(Data entries)
- - - -
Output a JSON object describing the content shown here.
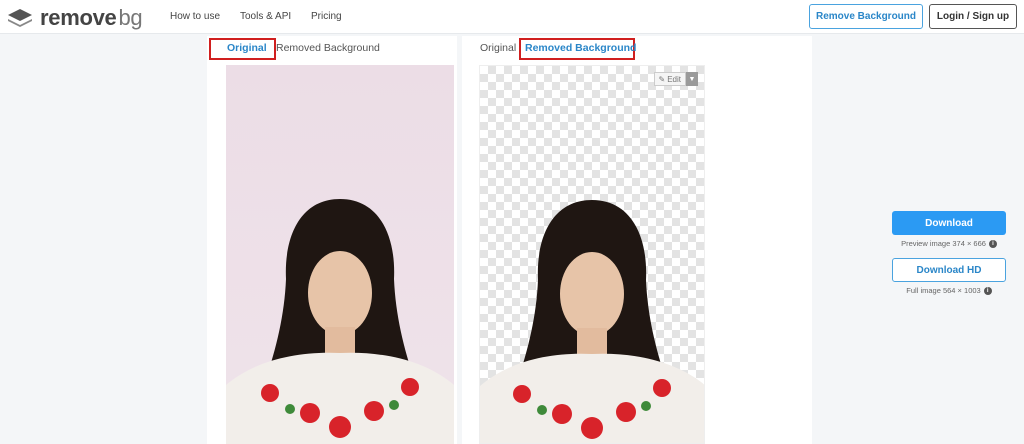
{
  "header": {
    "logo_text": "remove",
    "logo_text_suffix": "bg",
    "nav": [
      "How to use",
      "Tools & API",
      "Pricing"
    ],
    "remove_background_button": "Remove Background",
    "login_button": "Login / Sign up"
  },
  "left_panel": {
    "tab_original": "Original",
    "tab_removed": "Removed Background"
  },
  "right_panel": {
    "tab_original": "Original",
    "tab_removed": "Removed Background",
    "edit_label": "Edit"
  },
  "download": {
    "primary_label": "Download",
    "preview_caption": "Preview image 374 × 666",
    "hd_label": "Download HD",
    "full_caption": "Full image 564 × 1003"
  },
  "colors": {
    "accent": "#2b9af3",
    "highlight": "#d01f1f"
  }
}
- - - -
- **What you need to do**
Print every entry above again without changing a word, and omit the pictures.

- **Answer to this task**
Output a JSON object describing the content shown here.
{
  "header": {
    "logo_text": "remove",
    "logo_text_suffix": "bg",
    "nav": [
      "How to use",
      "Tools & API",
      "Pricing"
    ],
    "remove_background_button": "Remove Background",
    "login_button": "Login / Sign up"
  },
  "left_panel": {
    "tab_original": "Original",
    "tab_removed": "Removed Background"
  },
  "right_panel": {
    "tab_original": "Original",
    "tab_removed": "Removed Background",
    "edit_label": "Edit"
  },
  "download": {
    "primary_label": "Download",
    "preview_caption": "Preview image 374 × 666",
    "hd_label": "Download HD",
    "full_caption": "Full image 564 × 1003"
  },
  "colors": {
    "accent": "#2b9af3",
    "highlight": "#d01f1f"
  }
}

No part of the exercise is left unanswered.